§ Problem to work on: Repeat each entry in full, exactly.

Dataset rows
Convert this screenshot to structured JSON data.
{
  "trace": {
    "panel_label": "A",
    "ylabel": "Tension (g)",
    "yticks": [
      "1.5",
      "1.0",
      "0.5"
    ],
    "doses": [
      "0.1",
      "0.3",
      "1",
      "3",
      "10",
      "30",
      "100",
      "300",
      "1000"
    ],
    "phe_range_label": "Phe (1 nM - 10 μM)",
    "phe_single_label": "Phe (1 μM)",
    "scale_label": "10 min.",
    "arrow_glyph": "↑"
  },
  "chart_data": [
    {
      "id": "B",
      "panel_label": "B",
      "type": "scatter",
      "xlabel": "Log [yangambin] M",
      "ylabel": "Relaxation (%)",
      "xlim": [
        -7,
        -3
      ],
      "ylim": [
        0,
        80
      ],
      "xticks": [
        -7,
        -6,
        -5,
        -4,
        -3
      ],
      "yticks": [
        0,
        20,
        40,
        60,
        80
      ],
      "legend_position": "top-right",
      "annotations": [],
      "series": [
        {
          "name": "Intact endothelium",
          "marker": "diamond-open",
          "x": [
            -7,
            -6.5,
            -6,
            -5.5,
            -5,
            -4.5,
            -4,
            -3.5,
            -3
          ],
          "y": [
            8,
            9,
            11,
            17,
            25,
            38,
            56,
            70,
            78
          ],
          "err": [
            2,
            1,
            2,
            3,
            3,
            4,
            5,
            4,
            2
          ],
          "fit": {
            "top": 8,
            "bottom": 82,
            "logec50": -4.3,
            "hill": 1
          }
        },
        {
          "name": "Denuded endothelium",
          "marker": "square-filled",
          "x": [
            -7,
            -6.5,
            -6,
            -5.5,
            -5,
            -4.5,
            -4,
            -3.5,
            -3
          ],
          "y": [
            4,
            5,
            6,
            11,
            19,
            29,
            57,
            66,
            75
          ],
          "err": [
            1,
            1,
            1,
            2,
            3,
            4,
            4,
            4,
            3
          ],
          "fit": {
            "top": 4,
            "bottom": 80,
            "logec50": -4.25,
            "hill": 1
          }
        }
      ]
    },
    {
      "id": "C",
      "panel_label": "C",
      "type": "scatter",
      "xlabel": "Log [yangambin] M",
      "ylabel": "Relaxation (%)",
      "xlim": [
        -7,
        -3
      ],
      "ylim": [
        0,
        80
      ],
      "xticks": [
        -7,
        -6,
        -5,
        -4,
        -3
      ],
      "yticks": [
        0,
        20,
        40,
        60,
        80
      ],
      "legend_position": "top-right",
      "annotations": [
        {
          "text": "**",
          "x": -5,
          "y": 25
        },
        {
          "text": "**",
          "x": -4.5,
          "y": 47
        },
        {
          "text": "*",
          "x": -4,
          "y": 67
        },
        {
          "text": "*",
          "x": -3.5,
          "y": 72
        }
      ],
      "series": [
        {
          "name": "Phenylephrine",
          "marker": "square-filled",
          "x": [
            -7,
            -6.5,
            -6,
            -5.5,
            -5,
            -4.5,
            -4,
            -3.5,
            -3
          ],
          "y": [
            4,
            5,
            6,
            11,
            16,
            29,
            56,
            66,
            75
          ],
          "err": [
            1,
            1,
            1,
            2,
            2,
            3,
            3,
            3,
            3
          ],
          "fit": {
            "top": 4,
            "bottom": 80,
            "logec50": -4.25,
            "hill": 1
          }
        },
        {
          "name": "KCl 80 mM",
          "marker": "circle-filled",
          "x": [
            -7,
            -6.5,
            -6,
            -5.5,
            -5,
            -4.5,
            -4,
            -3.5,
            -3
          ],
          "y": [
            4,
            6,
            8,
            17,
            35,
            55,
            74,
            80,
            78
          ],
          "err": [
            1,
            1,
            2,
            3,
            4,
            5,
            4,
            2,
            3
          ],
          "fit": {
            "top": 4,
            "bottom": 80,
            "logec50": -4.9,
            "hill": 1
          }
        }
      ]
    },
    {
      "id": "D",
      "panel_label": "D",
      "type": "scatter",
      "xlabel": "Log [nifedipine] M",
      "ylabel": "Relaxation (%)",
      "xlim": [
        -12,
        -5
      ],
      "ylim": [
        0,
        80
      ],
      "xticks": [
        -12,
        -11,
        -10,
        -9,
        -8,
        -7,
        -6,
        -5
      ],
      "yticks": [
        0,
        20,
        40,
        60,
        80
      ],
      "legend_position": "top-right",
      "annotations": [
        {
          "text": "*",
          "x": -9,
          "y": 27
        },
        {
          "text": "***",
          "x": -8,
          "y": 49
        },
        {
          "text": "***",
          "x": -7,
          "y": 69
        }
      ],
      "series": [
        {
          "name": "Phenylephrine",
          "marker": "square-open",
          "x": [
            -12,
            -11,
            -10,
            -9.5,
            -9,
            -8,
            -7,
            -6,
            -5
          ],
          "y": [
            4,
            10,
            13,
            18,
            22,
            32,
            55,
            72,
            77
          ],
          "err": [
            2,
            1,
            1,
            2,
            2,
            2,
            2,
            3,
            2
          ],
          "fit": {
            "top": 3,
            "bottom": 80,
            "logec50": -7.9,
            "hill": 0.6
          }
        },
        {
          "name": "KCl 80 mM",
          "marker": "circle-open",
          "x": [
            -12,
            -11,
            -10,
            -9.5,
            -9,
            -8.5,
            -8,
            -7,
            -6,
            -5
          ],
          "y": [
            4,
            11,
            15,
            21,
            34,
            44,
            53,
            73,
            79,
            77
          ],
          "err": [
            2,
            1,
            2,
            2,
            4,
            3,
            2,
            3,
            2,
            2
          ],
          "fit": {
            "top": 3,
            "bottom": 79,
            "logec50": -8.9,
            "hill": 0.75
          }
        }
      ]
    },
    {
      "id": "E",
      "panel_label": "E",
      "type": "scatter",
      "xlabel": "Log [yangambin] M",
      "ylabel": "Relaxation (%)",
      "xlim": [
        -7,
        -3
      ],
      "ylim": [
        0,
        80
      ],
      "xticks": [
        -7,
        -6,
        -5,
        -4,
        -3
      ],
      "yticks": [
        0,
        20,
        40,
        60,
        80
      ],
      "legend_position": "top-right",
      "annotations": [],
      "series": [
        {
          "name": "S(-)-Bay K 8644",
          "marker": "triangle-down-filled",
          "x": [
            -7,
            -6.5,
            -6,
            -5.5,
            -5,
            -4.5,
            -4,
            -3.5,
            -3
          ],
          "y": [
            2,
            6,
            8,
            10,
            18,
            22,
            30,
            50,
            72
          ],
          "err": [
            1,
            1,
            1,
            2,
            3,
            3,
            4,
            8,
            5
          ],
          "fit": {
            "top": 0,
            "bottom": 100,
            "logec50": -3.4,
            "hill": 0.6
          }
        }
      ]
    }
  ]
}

§ Full response:
Convert this screenshot to structured JSON data.
{
  "trace": {
    "panel_label": "A",
    "ylabel": "Tension (g)",
    "yticks": [
      "1.5",
      "1.0",
      "0.5"
    ],
    "doses": [
      "0.1",
      "0.3",
      "1",
      "3",
      "10",
      "30",
      "100",
      "300",
      "1000"
    ],
    "phe_range_label": "Phe (1 nM - 10 μM)",
    "phe_single_label": "Phe (1 μM)",
    "scale_label": "10 min.",
    "arrow_glyph": "↑"
  },
  "chart_data": [
    {
      "id": "B",
      "panel_label": "B",
      "type": "scatter",
      "xlabel": "Log [yangambin] M",
      "ylabel": "Relaxation (%)",
      "xlim": [
        -7,
        -3
      ],
      "ylim": [
        0,
        80
      ],
      "xticks": [
        -7,
        -6,
        -5,
        -4,
        -3
      ],
      "yticks": [
        0,
        20,
        40,
        60,
        80
      ],
      "legend_position": "top-right",
      "annotations": [],
      "series": [
        {
          "name": "Intact endothelium",
          "marker": "diamond-open",
          "x": [
            -7,
            -6.5,
            -6,
            -5.5,
            -5,
            -4.5,
            -4,
            -3.5,
            -3
          ],
          "y": [
            8,
            9,
            11,
            17,
            25,
            38,
            56,
            70,
            78
          ],
          "err": [
            2,
            1,
            2,
            3,
            3,
            4,
            5,
            4,
            2
          ],
          "fit": {
            "top": 8,
            "bottom": 82,
            "logec50": -4.3,
            "hill": 1
          }
        },
        {
          "name": "Denuded endothelium",
          "marker": "square-filled",
          "x": [
            -7,
            -6.5,
            -6,
            -5.5,
            -5,
            -4.5,
            -4,
            -3.5,
            -3
          ],
          "y": [
            4,
            5,
            6,
            11,
            19,
            29,
            57,
            66,
            75
          ],
          "err": [
            1,
            1,
            1,
            2,
            3,
            4,
            4,
            4,
            3
          ],
          "fit": {
            "top": 4,
            "bottom": 80,
            "logec50": -4.25,
            "hill": 1
          }
        }
      ]
    },
    {
      "id": "C",
      "panel_label": "C",
      "type": "scatter",
      "xlabel": "Log [yangambin] M",
      "ylabel": "Relaxation (%)",
      "xlim": [
        -7,
        -3
      ],
      "ylim": [
        0,
        80
      ],
      "xticks": [
        -7,
        -6,
        -5,
        -4,
        -3
      ],
      "yticks": [
        0,
        20,
        40,
        60,
        80
      ],
      "legend_position": "top-right",
      "annotations": [
        {
          "text": "**",
          "x": -5,
          "y": 25
        },
        {
          "text": "**",
          "x": -4.5,
          "y": 47
        },
        {
          "text": "*",
          "x": -4,
          "y": 67
        },
        {
          "text": "*",
          "x": -3.5,
          "y": 72
        }
      ],
      "series": [
        {
          "name": "Phenylephrine",
          "marker": "square-filled",
          "x": [
            -7,
            -6.5,
            -6,
            -5.5,
            -5,
            -4.5,
            -4,
            -3.5,
            -3
          ],
          "y": [
            4,
            5,
            6,
            11,
            16,
            29,
            56,
            66,
            75
          ],
          "err": [
            1,
            1,
            1,
            2,
            2,
            3,
            3,
            3,
            3
          ],
          "fit": {
            "top": 4,
            "bottom": 80,
            "logec50": -4.25,
            "hill": 1
          }
        },
        {
          "name": "KCl 80 mM",
          "marker": "circle-filled",
          "x": [
            -7,
            -6.5,
            -6,
            -5.5,
            -5,
            -4.5,
            -4,
            -3.5,
            -3
          ],
          "y": [
            4,
            6,
            8,
            17,
            35,
            55,
            74,
            80,
            78
          ],
          "err": [
            1,
            1,
            2,
            3,
            4,
            5,
            4,
            2,
            3
          ],
          "fit": {
            "top": 4,
            "bottom": 80,
            "logec50": -4.9,
            "hill": 1
          }
        }
      ]
    },
    {
      "id": "D",
      "panel_label": "D",
      "type": "scatter",
      "xlabel": "Log [nifedipine] M",
      "ylabel": "Relaxation (%)",
      "xlim": [
        -12,
        -5
      ],
      "ylim": [
        0,
        80
      ],
      "xticks": [
        -12,
        -11,
        -10,
        -9,
        -8,
        -7,
        -6,
        -5
      ],
      "yticks": [
        0,
        20,
        40,
        60,
        80
      ],
      "legend_position": "top-right",
      "annotations": [
        {
          "text": "*",
          "x": -9,
          "y": 27
        },
        {
          "text": "***",
          "x": -8,
          "y": 49
        },
        {
          "text": "***",
          "x": -7,
          "y": 69
        }
      ],
      "series": [
        {
          "name": "Phenylephrine",
          "marker": "square-open",
          "x": [
            -12,
            -11,
            -10,
            -9.5,
            -9,
            -8,
            -7,
            -6,
            -5
          ],
          "y": [
            4,
            10,
            13,
            18,
            22,
            32,
            55,
            72,
            77
          ],
          "err": [
            2,
            1,
            1,
            2,
            2,
            2,
            2,
            3,
            2
          ],
          "fit": {
            "top": 3,
            "bottom": 80,
            "logec50": -7.9,
            "hill": 0.6
          }
        },
        {
          "name": "KCl 80 mM",
          "marker": "circle-open",
          "x": [
            -12,
            -11,
            -10,
            -9.5,
            -9,
            -8.5,
            -8,
            -7,
            -6,
            -5
          ],
          "y": [
            4,
            11,
            15,
            21,
            34,
            44,
            53,
            73,
            79,
            77
          ],
          "err": [
            2,
            1,
            2,
            2,
            4,
            3,
            2,
            3,
            2,
            2
          ],
          "fit": {
            "top": 3,
            "bottom": 79,
            "logec50": -8.9,
            "hill": 0.75
          }
        }
      ]
    },
    {
      "id": "E",
      "panel_label": "E",
      "type": "scatter",
      "xlabel": "Log [yangambin] M",
      "ylabel": "Relaxation (%)",
      "xlim": [
        -7,
        -3
      ],
      "ylim": [
        0,
        80
      ],
      "xticks": [
        -7,
        -6,
        -5,
        -4,
        -3
      ],
      "yticks": [
        0,
        20,
        40,
        60,
        80
      ],
      "legend_position": "top-right",
      "annotations": [],
      "series": [
        {
          "name": "S(-)-Bay K 8644",
          "marker": "triangle-down-filled",
          "x": [
            -7,
            -6.5,
            -6,
            -5.5,
            -5,
            -4.5,
            -4,
            -3.5,
            -3
          ],
          "y": [
            2,
            6,
            8,
            10,
            18,
            22,
            30,
            50,
            72
          ],
          "err": [
            1,
            1,
            1,
            2,
            3,
            3,
            4,
            8,
            5
          ],
          "fit": {
            "top": 0,
            "bottom": 100,
            "logec50": -3.4,
            "hill": 0.6
          }
        }
      ]
    }
  ]
}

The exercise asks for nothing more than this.